• GOAL
Gather the lines from the material that contain "this".

• INPUT ROWS
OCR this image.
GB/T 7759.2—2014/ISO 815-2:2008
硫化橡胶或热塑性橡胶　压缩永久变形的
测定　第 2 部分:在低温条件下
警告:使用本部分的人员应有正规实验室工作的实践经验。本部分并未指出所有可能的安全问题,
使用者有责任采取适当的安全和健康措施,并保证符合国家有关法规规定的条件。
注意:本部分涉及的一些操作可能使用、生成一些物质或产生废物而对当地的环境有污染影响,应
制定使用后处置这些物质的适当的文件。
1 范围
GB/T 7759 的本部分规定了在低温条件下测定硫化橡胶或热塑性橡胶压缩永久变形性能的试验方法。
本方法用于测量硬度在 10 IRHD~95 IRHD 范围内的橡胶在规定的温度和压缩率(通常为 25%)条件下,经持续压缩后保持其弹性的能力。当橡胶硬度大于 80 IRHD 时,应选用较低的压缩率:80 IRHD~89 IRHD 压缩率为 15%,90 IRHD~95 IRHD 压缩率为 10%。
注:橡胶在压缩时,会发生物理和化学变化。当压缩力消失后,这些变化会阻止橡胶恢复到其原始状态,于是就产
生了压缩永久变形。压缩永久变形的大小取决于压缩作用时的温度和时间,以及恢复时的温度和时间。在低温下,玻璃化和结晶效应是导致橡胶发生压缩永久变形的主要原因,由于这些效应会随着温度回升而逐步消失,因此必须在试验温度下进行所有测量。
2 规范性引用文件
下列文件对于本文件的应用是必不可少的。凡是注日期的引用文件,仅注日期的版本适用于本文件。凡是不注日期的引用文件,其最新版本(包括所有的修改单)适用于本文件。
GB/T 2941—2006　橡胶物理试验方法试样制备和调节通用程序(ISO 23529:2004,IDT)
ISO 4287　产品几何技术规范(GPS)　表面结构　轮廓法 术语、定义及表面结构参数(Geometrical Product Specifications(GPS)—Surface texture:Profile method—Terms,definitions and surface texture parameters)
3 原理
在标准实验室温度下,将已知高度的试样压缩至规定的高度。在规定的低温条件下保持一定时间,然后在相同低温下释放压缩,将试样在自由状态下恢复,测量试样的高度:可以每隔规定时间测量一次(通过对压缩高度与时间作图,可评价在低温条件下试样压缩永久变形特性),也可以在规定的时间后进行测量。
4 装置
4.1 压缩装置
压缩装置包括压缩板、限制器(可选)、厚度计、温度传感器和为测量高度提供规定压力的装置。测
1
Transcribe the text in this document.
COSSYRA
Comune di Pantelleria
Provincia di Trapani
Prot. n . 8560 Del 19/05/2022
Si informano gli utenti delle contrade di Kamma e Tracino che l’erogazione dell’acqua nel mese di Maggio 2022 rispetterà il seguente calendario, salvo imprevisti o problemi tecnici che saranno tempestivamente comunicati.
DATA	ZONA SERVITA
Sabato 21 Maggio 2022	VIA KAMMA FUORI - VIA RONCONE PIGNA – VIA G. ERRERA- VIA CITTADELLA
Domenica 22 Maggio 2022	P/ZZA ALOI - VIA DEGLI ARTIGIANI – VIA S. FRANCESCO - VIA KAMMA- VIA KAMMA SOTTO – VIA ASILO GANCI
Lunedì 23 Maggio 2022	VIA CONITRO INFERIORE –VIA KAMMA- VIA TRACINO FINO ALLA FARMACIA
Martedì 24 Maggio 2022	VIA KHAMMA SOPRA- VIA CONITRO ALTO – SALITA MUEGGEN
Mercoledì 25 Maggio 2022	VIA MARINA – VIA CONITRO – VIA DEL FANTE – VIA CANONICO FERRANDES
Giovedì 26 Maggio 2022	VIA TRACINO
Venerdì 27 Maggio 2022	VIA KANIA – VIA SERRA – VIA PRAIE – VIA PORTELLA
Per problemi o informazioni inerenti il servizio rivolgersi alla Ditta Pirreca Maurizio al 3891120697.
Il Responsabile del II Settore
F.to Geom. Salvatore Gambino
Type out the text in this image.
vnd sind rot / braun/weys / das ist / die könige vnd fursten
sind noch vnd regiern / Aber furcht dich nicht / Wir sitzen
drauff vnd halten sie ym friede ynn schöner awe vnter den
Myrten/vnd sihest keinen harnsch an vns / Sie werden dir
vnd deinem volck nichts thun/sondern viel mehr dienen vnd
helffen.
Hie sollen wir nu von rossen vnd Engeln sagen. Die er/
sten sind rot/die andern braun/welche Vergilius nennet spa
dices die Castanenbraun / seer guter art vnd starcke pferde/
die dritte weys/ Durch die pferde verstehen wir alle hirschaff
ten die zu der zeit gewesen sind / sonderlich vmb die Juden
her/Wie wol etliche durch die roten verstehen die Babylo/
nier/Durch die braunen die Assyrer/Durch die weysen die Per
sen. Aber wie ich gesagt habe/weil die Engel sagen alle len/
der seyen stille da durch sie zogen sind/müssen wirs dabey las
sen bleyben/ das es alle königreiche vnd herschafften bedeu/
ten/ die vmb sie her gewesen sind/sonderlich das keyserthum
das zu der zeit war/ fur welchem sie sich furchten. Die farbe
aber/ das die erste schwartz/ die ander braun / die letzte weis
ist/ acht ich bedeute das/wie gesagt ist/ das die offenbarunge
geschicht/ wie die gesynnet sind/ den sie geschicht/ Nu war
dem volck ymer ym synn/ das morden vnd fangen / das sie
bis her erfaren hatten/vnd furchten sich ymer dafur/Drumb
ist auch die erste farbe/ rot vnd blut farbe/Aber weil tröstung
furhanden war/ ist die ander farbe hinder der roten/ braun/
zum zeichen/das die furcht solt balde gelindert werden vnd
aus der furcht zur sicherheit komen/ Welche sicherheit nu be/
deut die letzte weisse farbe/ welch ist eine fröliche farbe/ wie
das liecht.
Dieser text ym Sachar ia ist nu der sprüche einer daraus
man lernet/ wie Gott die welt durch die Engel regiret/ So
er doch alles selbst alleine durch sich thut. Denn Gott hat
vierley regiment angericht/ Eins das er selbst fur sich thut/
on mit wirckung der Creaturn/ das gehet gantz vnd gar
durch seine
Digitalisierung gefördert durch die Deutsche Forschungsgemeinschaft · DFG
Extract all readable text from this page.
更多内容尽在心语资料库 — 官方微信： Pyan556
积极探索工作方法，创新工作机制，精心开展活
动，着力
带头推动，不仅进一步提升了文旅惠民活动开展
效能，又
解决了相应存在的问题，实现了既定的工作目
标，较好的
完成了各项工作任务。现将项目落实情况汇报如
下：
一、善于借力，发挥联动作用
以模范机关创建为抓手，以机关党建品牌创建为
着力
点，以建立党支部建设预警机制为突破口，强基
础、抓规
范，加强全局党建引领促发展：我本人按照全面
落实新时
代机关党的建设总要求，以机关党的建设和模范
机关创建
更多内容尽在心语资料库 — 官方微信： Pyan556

• EXPECTED ANSWER
OCR this image.
Transcribe the text in this document.
Type out the text in this image.
Extract all readable text from this page.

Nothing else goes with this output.